## Task requirements
Copy out the listing that follows, exact in every word, and skip the images.

## Supplied material
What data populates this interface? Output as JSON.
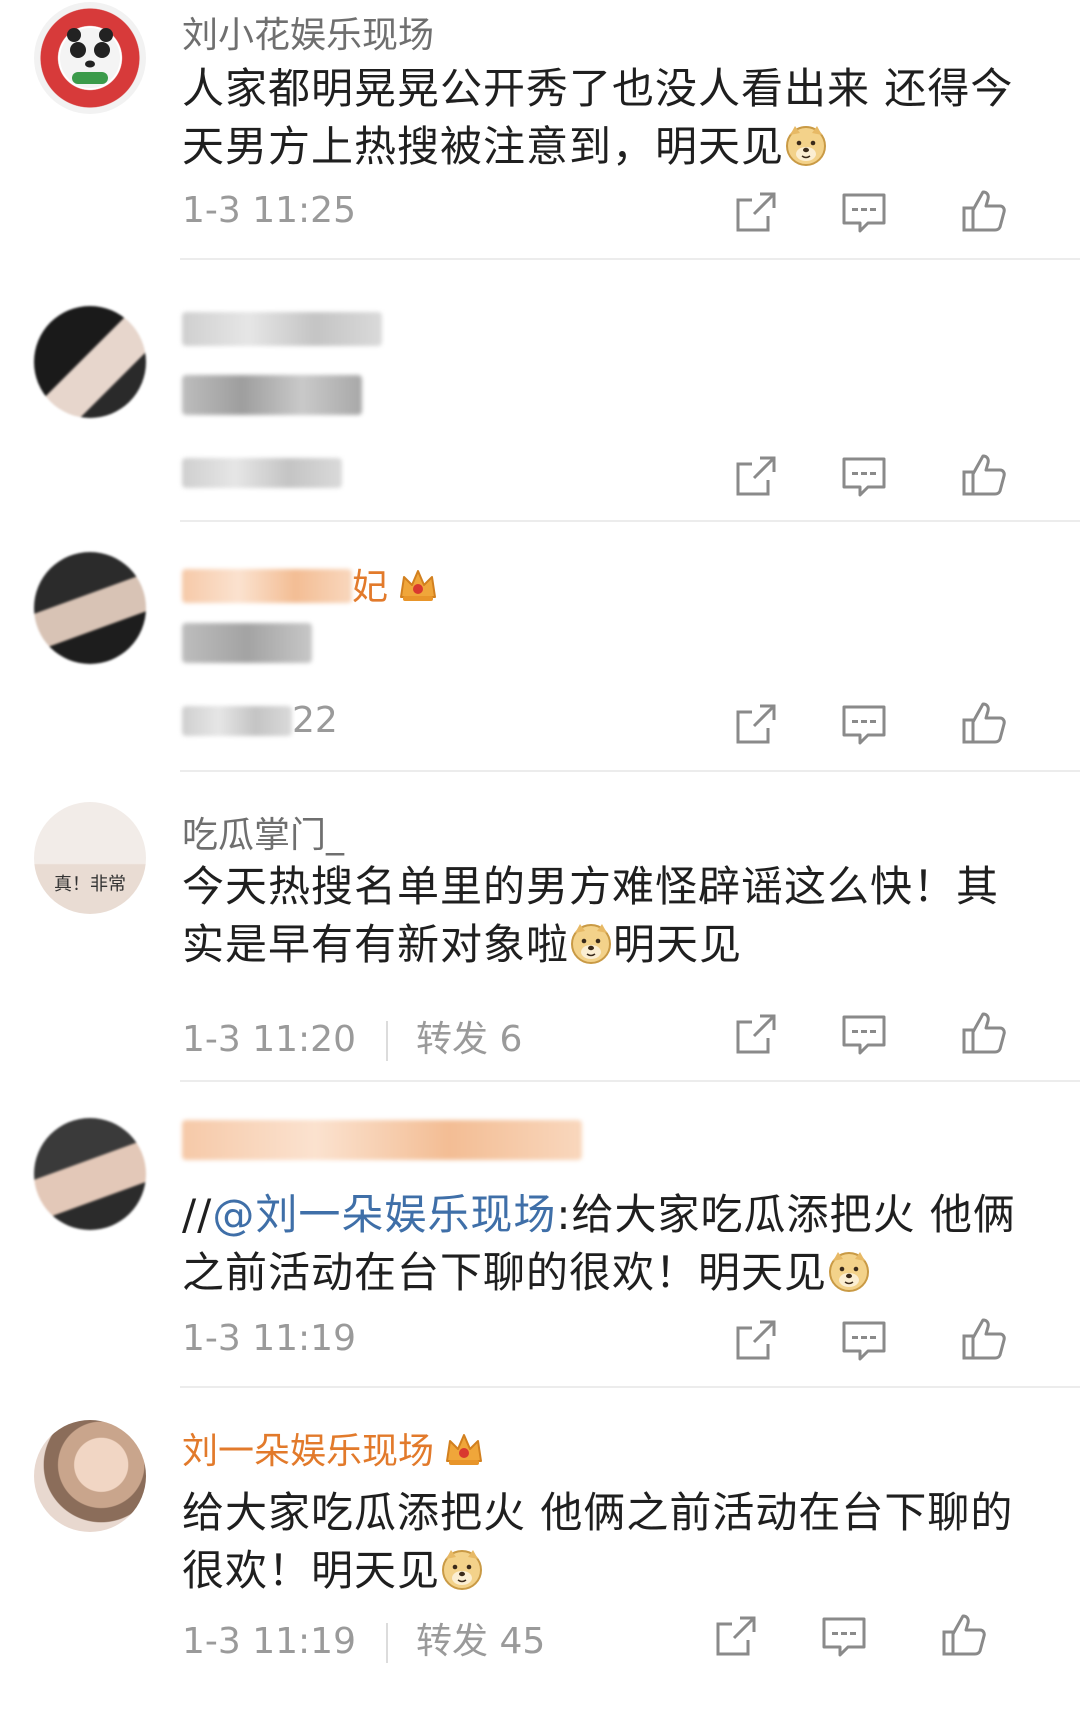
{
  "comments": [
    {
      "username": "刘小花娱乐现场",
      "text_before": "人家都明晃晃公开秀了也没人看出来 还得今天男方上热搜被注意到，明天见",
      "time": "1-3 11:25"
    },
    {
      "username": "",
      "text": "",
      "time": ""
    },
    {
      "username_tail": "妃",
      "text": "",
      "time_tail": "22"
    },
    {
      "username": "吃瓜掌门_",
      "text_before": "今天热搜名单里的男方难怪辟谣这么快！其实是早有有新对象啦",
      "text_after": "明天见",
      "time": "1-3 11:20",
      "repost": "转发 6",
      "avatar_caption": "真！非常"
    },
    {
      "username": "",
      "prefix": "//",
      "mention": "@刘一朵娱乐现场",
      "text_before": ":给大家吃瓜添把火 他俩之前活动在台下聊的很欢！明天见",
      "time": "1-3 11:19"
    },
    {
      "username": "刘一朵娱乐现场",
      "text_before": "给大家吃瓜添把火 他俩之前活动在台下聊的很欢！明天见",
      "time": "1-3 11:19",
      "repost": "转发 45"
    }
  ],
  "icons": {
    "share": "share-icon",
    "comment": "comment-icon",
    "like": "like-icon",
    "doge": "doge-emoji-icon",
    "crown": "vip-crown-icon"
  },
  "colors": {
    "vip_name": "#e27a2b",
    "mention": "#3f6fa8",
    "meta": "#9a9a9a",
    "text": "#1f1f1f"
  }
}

## Solution below
What data populates this interface? Output as JSON.
{
  "comments": [
    {
      "username": "刘小花娱乐现场",
      "text_before": "人家都明晃晃公开秀了也没人看出来 还得今天男方上热搜被注意到，明天见",
      "time": "1-3 11:25"
    },
    {
      "username": "",
      "text": "",
      "time": ""
    },
    {
      "username_tail": "妃",
      "text": "",
      "time_tail": "22"
    },
    {
      "username": "吃瓜掌门_",
      "text_before": "今天热搜名单里的男方难怪辟谣这么快！其实是早有有新对象啦",
      "text_after": "明天见",
      "time": "1-3 11:20",
      "repost": "转发 6",
      "avatar_caption": "真！非常"
    },
    {
      "username": "",
      "prefix": "//",
      "mention": "@刘一朵娱乐现场",
      "text_before": ":给大家吃瓜添把火 他俩之前活动在台下聊的很欢！明天见",
      "time": "1-3 11:19"
    },
    {
      "username": "刘一朵娱乐现场",
      "text_before": "给大家吃瓜添把火 他俩之前活动在台下聊的很欢！明天见",
      "time": "1-3 11:19",
      "repost": "转发 45"
    }
  ],
  "icons": {
    "share": "share-icon",
    "comment": "comment-icon",
    "like": "like-icon",
    "doge": "doge-emoji-icon",
    "crown": "vip-crown-icon"
  },
  "colors": {
    "vip_name": "#e27a2b",
    "mention": "#3f6fa8",
    "meta": "#9a9a9a",
    "text": "#1f1f1f"
  }
}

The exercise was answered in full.